PROVIDED PASSAGE:
By Vincent Chang - 16 Jun 2008

Conclusion

Conclusion

From a technical point of view, the architecture on the new GTX 200 GPUs is not significantly different from the original GeForce 8800 GTX. Considering that the GeForce 8800 GTX represented a major shift from distinct pixel and shaders to unified shaders, it would be quite unfair to judge the GTX 200 on that basis. Perhaps in the near future, we may see another new architecture (ray tracing hybrid maybe?) but for the moment, the GTX 200 adds even more hardware, while having quite a few internal tweaks to gear it for modern games with their increasingly complex shaders.

It's like the SUV of the graphics industry, big, power guzzling when at peak performance and powerful. The price discrepancy between the GTX 280 and 260 clearly shows this to be a ultra high-end premium product.

MATERIAL PROVIDED:
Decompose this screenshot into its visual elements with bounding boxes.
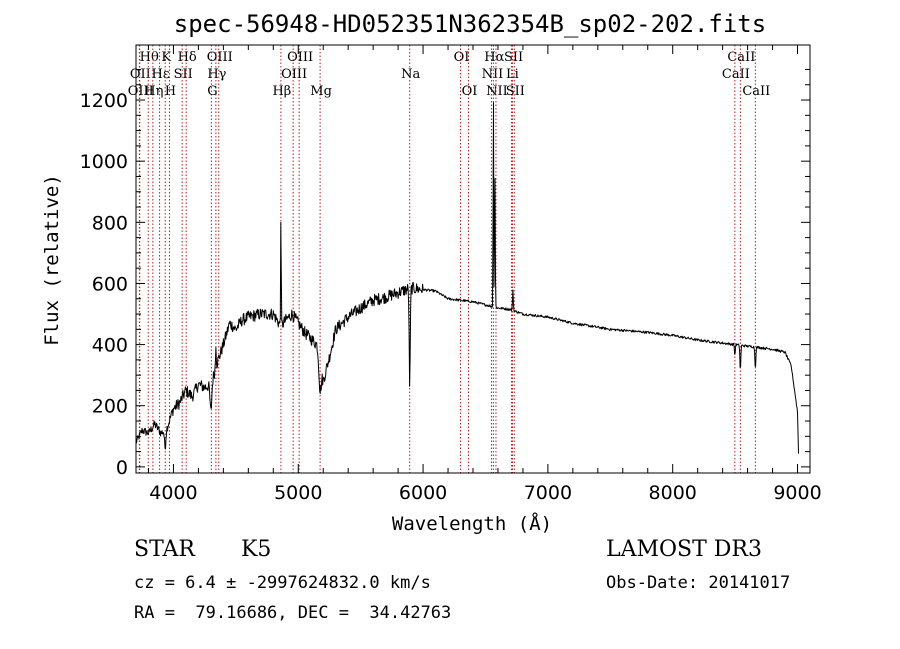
spectral-line-label: CaII <box>727 50 755 65</box>
spectral-line-label: Na <box>401 67 420 82</box>
survey-name: LAMOST DR3 <box>606 537 762 562</box>
spectral-line-label: Li <box>506 67 519 82</box>
spectral-line-label: CaII <box>742 84 770 99</box>
spectral-line-label: Hβ <box>272 84 291 99</box>
spectral-line-label: SII <box>506 84 525 99</box>
chart-title: spec-56948-HD052351N362354B_sp02-202.fit… <box>174 10 766 38</box>
y-tick-label: 800 <box>92 212 128 234</box>
redshift-value: cz = 6.4 ± -2997624832.0 km/s <box>134 573 431 593</box>
spectral-line-label: SII <box>504 50 523 65</box>
spectrum-line <box>135 102 799 454</box>
observation-date: Obs-Date: 20141017 <box>606 573 791 593</box>
spectrum-series <box>135 102 799 454</box>
spectral-line-label: OI <box>454 50 470 65</box>
x-tick-label: 9000 <box>773 482 821 504</box>
y-axis-label: Flux (relative) <box>41 174 63 346</box>
x-tick-label: 6000 <box>399 482 447 504</box>
spectral-line-label: Hη <box>144 84 163 99</box>
y-tick-label: 600 <box>92 273 128 295</box>
spectral-line-label: OI <box>462 84 478 99</box>
x-tick-label: 7000 <box>524 482 572 504</box>
x-axis-label: Wavelength (Å) <box>392 512 552 535</box>
y-tick-label: 1000 <box>80 151 128 173</box>
spectral-line-markers: OII Hθ OIII Hε Hη K H SII Hδ OIII Hγ G OIII OIII Hβ Mg N… <box>128 45 770 473</box>
spectral-line-label: OIII <box>281 67 307 82</box>
x-tick-label: 4000 <box>149 482 197 504</box>
x-tick-label: 5000 <box>274 482 322 504</box>
y-tick-label: 400 <box>92 335 128 357</box>
plot-frame <box>135 44 811 474</box>
spectral-line-label: G <box>207 84 217 99</box>
spectral-line-label: OIII <box>207 50 233 65</box>
spectral-line-label: Hδ <box>178 50 197 65</box>
spectral-subclass: K5 <box>241 537 272 562</box>
spectral-line-label: Hε <box>152 67 170 82</box>
sky-coordinates: RA = 79.16686, DEC = 34.42763 <box>134 603 452 623</box>
spectral-line-label: H <box>165 84 176 99</box>
spectral-line-label: Hθ <box>140 50 159 65</box>
spectral-line-label: CaII <box>722 67 750 82</box>
spectral-line-label: SII <box>174 67 193 82</box>
axis-ticks: 4000 5000 6000 7000 8000 9000 0 200 400 600 800 100… <box>80 45 822 504</box>
y-tick-label: 200 <box>92 396 128 418</box>
spectral-line-label: NII <box>486 84 508 99</box>
spectral-line-label: OII <box>130 67 151 82</box>
spectral-line-label: Mg <box>310 84 332 99</box>
spectral-line-label: NII <box>482 67 504 82</box>
y-tick-label: 0 <box>116 457 128 479</box>
object-class: STAR <box>134 537 195 562</box>
spectral-line-label: K <box>161 50 171 65</box>
spectral-line-label: Hα <box>484 50 504 65</box>
spectrum-chart: spec-56948-HD052351N362354B_sp02-202.fit… <box>41 10 822 535</box>
spectral-line-label: Hγ <box>207 67 226 82</box>
spectral-line-label: OIII <box>287 50 313 65</box>
y-tick-label: 1200 <box>80 90 128 112</box>
spectral-line-label: OIII <box>128 84 154 99</box>
x-tick-label: 8000 <box>649 482 697 504</box>
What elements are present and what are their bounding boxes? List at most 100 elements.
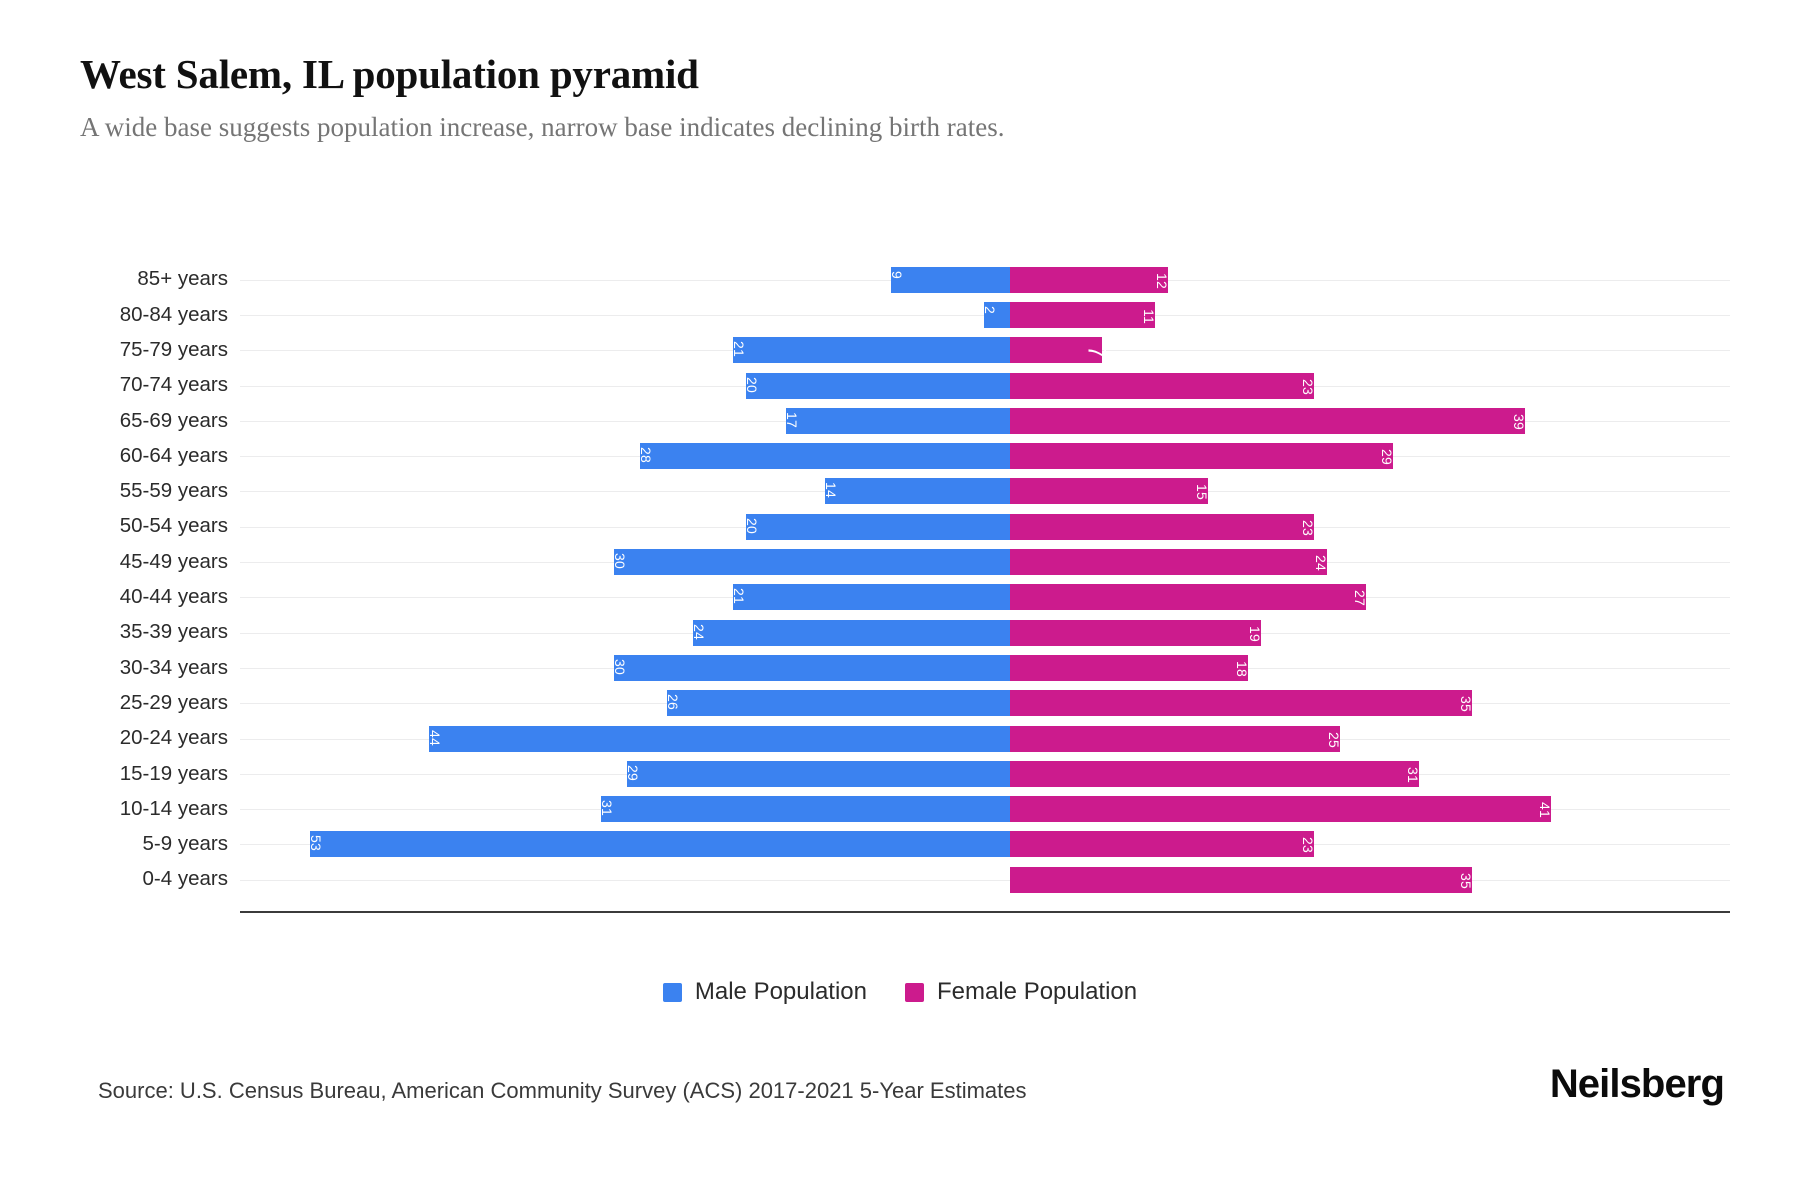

INSTRUCTION: In the GTX 200 review conclusion, rewrite the part that opens with the words containing "From a technical" and closes with "increasingly complex shaders.", substituting "design" for every "architecture".

TASK OUTPUT:
From a technical point of view, the design on the new GTX 200 GPUs is not significantly different from the original GeForce 8800 GTX. Considering that the GeForce 8800 GTX represented a major shift from distinct pixel and shaders to unified shaders, it would be quite unfair to judge the GTX 200 on that basis. Perhaps in the near future, we may see another new design (ray tracing hybrid maybe?) but for the moment, the GTX 200 adds even more hardware, while having quite a few internal tweaks to gear it for modern games with their increasingly complex shaders.